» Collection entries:
= = = = =

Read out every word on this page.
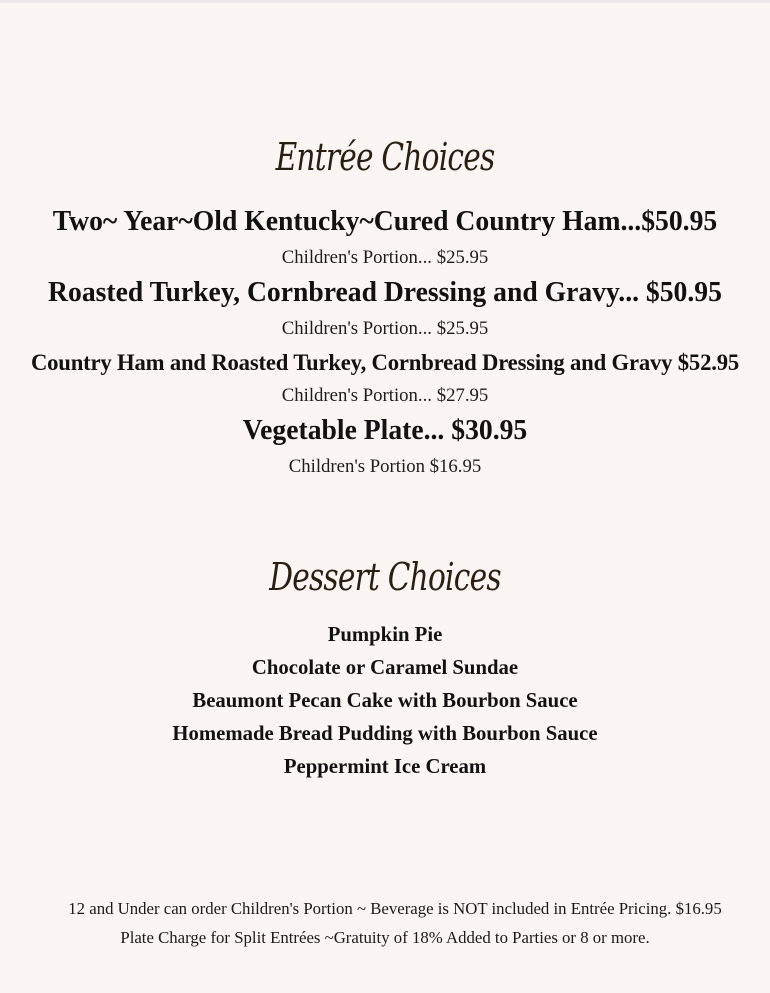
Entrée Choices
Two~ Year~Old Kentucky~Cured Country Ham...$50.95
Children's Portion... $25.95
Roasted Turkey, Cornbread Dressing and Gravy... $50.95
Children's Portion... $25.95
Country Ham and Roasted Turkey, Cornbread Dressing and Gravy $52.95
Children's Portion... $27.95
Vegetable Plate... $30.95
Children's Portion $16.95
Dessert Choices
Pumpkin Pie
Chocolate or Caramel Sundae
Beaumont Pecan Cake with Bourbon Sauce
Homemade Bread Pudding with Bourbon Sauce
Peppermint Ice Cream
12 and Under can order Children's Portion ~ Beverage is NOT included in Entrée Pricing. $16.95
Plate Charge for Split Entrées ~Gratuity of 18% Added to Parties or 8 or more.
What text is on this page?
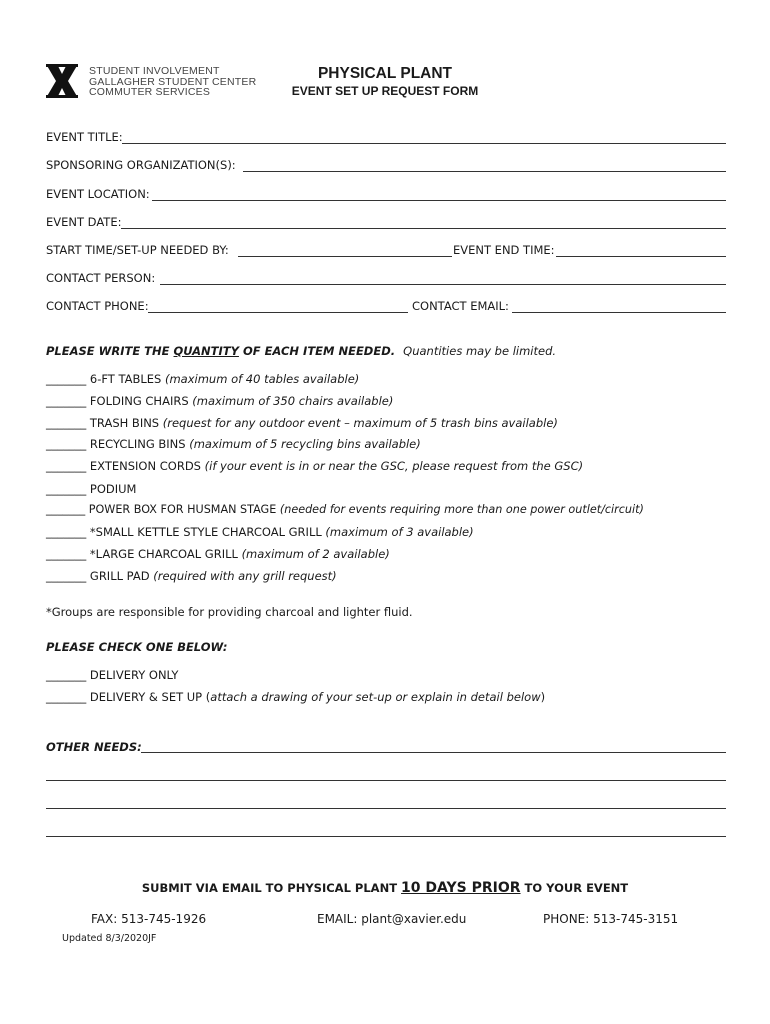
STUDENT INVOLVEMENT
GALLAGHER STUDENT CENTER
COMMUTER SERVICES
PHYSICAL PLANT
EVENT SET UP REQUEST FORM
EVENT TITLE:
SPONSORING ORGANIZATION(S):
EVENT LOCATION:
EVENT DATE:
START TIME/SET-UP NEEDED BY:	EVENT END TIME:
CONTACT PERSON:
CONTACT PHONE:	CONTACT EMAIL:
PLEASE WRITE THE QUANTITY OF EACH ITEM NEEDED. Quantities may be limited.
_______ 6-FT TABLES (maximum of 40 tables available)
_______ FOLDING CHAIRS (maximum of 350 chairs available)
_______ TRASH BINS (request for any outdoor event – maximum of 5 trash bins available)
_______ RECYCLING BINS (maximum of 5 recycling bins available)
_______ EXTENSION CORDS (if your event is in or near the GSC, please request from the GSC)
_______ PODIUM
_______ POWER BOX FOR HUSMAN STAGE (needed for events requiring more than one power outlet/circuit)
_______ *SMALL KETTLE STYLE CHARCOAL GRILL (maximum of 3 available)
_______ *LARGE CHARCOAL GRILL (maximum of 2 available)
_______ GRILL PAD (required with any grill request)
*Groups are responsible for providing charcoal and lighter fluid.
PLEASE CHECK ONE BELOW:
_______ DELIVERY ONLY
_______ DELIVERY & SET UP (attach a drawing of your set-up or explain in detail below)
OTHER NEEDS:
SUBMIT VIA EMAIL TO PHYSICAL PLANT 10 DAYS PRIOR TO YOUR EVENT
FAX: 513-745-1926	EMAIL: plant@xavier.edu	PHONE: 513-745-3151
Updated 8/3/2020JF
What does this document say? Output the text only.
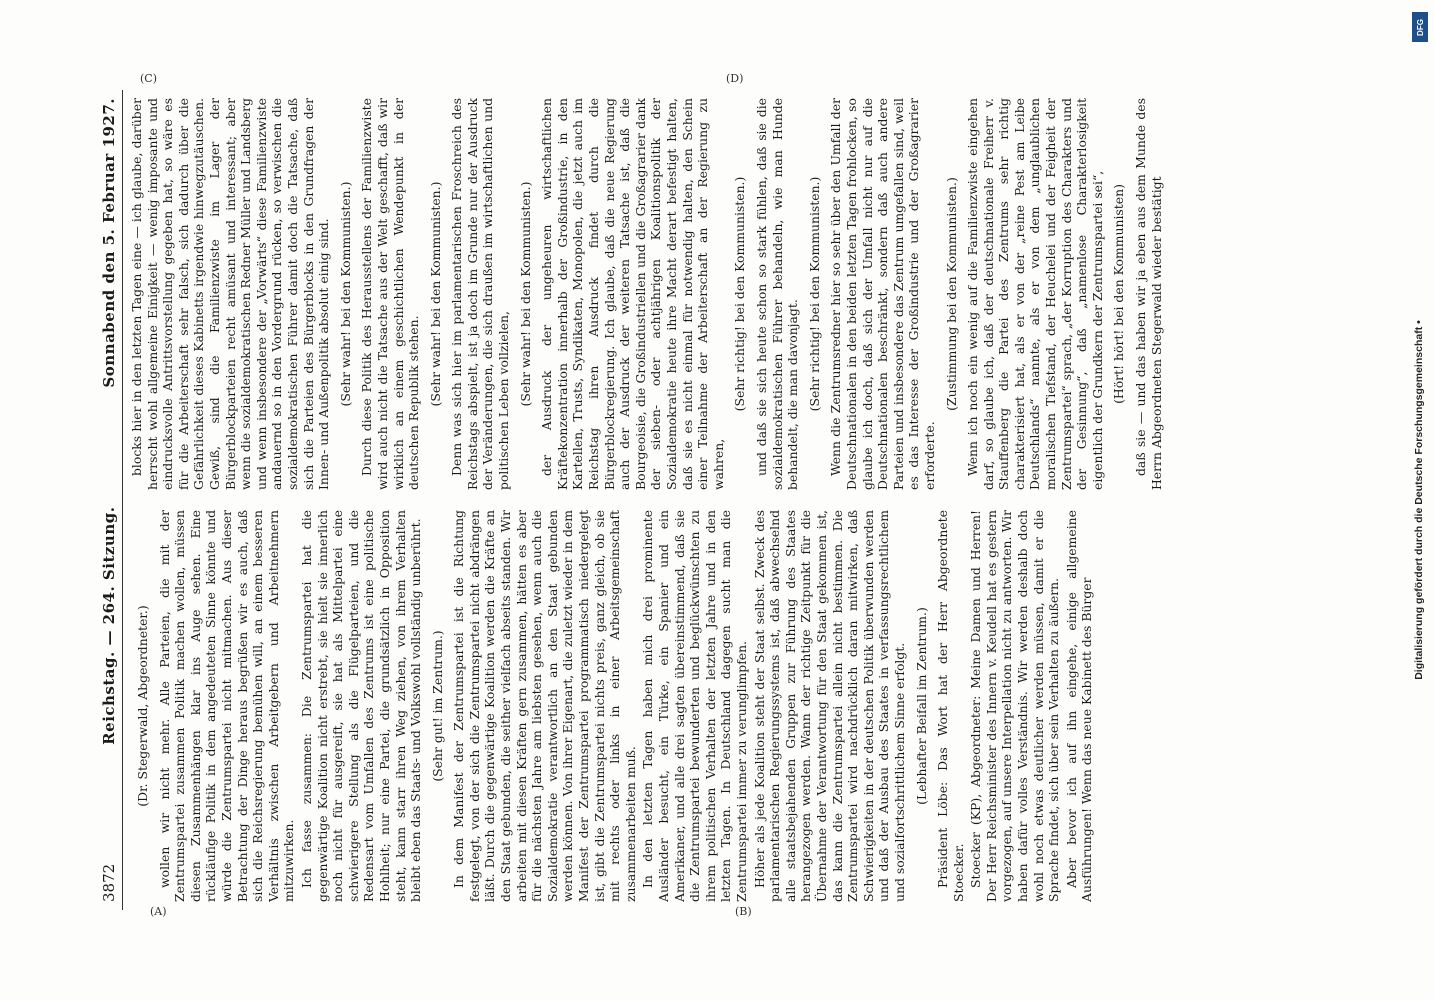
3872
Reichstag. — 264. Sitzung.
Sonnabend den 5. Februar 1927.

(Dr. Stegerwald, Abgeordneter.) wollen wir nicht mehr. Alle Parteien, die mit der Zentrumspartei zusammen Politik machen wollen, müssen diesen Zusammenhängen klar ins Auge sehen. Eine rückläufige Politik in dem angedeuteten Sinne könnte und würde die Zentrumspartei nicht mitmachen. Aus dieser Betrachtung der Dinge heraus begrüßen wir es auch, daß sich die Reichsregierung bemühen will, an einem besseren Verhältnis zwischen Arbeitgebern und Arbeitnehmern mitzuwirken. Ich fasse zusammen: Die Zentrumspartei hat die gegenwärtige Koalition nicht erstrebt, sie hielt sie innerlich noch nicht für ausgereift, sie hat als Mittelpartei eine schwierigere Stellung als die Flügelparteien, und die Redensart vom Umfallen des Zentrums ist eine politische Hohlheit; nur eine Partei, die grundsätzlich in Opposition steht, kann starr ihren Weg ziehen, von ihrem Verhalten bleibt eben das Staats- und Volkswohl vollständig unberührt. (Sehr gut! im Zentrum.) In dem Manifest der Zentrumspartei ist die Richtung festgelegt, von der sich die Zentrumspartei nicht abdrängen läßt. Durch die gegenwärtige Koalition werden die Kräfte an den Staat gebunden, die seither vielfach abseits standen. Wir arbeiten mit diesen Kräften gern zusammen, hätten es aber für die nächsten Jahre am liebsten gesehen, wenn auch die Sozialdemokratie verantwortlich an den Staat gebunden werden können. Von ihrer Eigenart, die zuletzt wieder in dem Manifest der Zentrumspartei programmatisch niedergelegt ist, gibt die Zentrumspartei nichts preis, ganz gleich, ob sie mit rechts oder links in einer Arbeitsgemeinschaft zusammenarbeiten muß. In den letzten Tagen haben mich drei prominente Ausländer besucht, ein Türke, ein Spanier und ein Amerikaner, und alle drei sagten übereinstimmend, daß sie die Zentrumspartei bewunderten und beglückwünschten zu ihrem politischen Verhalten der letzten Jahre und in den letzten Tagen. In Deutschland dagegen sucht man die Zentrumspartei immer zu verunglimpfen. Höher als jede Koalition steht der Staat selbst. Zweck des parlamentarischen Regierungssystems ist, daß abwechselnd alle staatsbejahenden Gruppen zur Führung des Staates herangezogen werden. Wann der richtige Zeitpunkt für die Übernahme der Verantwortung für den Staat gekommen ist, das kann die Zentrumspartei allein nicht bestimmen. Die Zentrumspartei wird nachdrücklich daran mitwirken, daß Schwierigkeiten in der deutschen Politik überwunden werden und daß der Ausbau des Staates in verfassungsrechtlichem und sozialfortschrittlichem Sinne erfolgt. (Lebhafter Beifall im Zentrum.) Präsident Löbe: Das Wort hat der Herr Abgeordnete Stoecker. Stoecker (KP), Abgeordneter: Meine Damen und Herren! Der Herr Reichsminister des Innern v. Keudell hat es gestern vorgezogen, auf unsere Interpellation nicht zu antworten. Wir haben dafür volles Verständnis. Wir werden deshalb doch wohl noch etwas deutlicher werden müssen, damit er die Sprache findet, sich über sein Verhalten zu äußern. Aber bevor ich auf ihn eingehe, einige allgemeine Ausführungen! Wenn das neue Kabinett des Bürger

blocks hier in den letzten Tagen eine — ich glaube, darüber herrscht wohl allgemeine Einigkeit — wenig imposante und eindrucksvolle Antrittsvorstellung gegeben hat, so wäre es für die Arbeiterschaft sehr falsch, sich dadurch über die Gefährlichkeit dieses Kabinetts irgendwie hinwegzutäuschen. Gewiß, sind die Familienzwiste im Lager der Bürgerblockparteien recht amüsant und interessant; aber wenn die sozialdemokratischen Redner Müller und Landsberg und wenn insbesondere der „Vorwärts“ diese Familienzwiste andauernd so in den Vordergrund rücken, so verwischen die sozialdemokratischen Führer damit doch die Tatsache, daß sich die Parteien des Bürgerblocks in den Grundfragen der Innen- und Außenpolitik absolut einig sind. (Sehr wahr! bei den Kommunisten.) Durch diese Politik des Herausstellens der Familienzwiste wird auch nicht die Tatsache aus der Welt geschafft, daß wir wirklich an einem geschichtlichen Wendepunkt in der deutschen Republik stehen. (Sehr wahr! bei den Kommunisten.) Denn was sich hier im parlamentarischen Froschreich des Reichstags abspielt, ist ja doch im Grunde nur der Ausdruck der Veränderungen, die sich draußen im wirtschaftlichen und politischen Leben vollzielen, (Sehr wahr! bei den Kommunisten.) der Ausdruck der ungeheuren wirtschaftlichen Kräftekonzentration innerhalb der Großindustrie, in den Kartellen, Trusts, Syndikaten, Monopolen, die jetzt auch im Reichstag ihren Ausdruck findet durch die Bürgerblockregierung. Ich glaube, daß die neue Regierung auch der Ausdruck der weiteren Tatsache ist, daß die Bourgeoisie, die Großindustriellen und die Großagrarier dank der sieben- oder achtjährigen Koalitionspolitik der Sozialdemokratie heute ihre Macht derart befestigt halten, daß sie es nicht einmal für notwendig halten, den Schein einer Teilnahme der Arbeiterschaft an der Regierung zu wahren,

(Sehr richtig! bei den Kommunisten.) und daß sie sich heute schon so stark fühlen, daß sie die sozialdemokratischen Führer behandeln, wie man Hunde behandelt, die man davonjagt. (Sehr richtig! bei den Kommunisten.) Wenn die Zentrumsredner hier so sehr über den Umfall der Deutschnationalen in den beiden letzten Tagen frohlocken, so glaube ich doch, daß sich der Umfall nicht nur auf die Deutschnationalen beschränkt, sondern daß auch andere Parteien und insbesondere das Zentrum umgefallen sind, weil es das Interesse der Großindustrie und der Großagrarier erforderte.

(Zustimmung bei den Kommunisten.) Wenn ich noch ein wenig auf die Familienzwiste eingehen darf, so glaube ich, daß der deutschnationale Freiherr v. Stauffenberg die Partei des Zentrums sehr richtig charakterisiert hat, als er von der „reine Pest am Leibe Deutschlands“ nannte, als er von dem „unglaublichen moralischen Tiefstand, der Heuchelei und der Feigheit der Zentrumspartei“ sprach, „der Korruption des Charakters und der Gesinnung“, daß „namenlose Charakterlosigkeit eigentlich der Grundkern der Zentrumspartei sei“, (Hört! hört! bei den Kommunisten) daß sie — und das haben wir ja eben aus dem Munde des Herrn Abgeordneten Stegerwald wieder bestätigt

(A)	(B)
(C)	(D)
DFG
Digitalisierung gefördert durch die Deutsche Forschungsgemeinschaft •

= = = = =

» GIVEN EXERCISE:
Work out how many lines of the listing above include the word "Gravy". Report only the number.

» TASK OUTPUT:
2